• DIRECTIVE: Quote all of the entries word for word.

• DATA IN THIS EXERCISE:
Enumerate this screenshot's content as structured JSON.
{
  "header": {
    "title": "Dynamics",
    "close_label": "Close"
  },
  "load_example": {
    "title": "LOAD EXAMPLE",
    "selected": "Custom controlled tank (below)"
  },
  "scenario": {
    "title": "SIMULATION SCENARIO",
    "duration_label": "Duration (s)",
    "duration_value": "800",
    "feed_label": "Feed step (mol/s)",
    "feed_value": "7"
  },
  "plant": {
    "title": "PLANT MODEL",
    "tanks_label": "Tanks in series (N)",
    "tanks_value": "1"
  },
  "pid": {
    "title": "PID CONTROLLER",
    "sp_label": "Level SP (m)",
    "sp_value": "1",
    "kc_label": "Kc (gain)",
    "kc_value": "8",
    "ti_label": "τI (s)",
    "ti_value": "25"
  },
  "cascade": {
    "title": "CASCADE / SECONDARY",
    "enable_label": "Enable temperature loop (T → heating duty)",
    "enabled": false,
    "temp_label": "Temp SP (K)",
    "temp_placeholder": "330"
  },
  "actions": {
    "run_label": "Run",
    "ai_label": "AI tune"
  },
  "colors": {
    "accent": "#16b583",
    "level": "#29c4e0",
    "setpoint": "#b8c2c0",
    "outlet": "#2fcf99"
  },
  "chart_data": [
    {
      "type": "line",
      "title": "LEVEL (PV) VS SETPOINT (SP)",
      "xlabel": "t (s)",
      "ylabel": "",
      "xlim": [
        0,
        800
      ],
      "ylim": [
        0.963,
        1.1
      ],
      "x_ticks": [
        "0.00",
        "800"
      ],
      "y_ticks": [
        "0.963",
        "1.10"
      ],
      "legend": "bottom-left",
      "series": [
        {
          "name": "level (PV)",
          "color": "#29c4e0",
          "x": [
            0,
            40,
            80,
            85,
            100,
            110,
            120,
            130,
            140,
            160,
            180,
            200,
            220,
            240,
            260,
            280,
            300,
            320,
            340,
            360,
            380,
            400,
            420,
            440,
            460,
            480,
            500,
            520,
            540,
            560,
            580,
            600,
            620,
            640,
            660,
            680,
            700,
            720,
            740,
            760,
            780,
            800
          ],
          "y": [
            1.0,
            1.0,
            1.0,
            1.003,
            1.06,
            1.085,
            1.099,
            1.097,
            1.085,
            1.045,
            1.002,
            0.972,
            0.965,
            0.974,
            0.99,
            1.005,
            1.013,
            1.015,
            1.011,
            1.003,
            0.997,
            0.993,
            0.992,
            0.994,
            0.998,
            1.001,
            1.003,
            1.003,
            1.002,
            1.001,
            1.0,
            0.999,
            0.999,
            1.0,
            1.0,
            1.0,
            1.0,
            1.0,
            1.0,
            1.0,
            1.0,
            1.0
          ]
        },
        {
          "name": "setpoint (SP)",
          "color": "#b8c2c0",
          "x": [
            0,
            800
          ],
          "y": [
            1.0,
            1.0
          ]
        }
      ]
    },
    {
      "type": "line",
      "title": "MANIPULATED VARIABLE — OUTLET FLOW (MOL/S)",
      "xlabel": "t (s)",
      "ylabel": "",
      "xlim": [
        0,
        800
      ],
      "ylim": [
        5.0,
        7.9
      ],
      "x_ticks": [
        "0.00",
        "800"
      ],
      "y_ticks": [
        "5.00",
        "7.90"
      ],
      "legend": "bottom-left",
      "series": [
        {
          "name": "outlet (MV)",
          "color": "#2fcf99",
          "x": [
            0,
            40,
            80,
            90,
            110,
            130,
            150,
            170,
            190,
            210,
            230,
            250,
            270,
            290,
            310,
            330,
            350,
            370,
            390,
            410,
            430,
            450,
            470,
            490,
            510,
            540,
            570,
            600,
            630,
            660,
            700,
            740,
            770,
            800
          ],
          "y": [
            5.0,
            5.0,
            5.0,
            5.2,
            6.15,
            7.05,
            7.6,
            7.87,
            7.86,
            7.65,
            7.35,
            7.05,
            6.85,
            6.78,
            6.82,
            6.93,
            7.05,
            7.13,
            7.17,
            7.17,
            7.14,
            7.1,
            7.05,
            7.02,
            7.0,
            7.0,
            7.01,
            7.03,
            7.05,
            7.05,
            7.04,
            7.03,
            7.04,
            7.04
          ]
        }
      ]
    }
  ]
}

• CORRECT RESULT:
Enumerate this screenshot's content as structured JSON.
{
  "header": {
    "title": "Dynamics",
    "close_label": "Close"
  },
  "load_example": {
    "title": "LOAD EXAMPLE",
    "selected": "Custom controlled tank (below)"
  },
  "scenario": {
    "title": "SIMULATION SCENARIO",
    "duration_label": "Duration (s)",
    "duration_value": "800",
    "feed_label": "Feed step (mol/s)",
    "feed_value": "7"
  },
  "plant": {
    "title": "PLANT MODEL",
    "tanks_label": "Tanks in series (N)",
    "tanks_value": "1"
  },
  "pid": {
    "title": "PID CONTROLLER",
    "sp_label": "Level SP (m)",
    "sp_value": "1",
    "kc_label": "Kc (gain)",
    "kc_value": "8",
    "ti_label": "τI (s)",
    "ti_value": "25"
  },
  "cascade": {
    "title": "CASCADE / SECONDARY",
    "enable_label": "Enable temperature loop (T → heating duty)",
    "enabled": false,
    "temp_label": "Temp SP (K)",
    "temp_placeholder": "330"
  },
  "actions": {
    "run_label": "Run",
    "ai_label": "AI tune"
  },
  "colors": {
    "accent": "#16b583",
    "level": "#29c4e0",
    "setpoint": "#b8c2c0",
    "outlet": "#2fcf99"
  },
  "chart_data": [
    {
      "type": "line",
      "title": "LEVEL (PV) VS SETPOINT (SP)",
      "xlabel": "t (s)",
      "ylabel": "",
      "xlim": [
        0,
        800
      ],
      "ylim": [
        0.963,
        1.1
      ],
      "x_ticks": [
        "0.00",
        "800"
      ],
      "y_ticks": [
        "0.963",
        "1.10"
      ],
      "legend": "bottom-left",
      "series": [
        {
          "name": "level (PV)",
          "color": "#29c4e0",
          "x": [
            0,
            40,
            80,
            85,
            100,
            110,
            120,
            130,
            140,
            160,
            180,
            200,
            220,
            240,
            260,
            280,
            300,
            320,
            340,
            360,
            380,
            400,
            420,
            440,
            460,
            480,
            500,
            520,
            540,
            560,
            580,
            600,
            620,
            640,
            660,
            680,
            700,
            720,
            740,
            760,
            780,
            800
          ],
          "y": [
            1.0,
            1.0,
            1.0,
            1.003,
            1.06,
            1.085,
            1.099,
            1.097,
            1.085,
            1.045,
            1.002,
            0.972,
            0.965,
            0.974,
            0.99,
            1.005,
            1.013,
            1.015,
            1.011,
            1.003,
            0.997,
            0.993,
            0.992,
            0.994,
            0.998,
            1.001,
            1.003,
            1.003,
            1.002,
            1.001,
            1.0,
            0.999,
            0.999,
            1.0,
            1.0,
            1.0,
            1.0,
            1.0,
            1.0,
            1.0,
            1.0,
            1.0
          ]
        },
        {
          "name": "setpoint (SP)",
          "color": "#b8c2c0",
          "x": [
            0,
            800
          ],
          "y": [
            1.0,
            1.0
          ]
        }
      ]
    },
    {
      "type": "line",
      "title": "MANIPULATED VARIABLE — OUTLET FLOW (MOL/S)",
      "xlabel": "t (s)",
      "ylabel": "",
      "xlim": [
        0,
        800
      ],
      "ylim": [
        5.0,
        7.9
      ],
      "x_ticks": [
        "0.00",
        "800"
      ],
      "y_ticks": [
        "5.00",
        "7.90"
      ],
      "legend": "bottom-left",
      "series": [
        {
          "name": "outlet (MV)",
          "color": "#2fcf99",
          "x": [
            0,
            40,
            80,
            90,
            110,
            130,
            150,
            170,
            190,
            210,
            230,
            250,
            270,
            290,
            310,
            330,
            350,
            370,
            390,
            410,
            430,
            450,
            470,
            490,
            510,
            540,
            570,
            600,
            630,
            660,
            700,
            740,
            770,
            800
          ],
          "y": [
            5.0,
            5.0,
            5.0,
            5.2,
            6.15,
            7.05,
            7.6,
            7.87,
            7.86,
            7.65,
            7.35,
            7.05,
            6.85,
            6.78,
            6.82,
            6.93,
            7.05,
            7.13,
            7.17,
            7.17,
            7.14,
            7.1,
            7.05,
            7.02,
            7.0,
            7.0,
            7.01,
            7.03,
            7.05,
            7.05,
            7.04,
            7.03,
            7.04,
            7.04
          ]
        }
      ]
    }
  ]
}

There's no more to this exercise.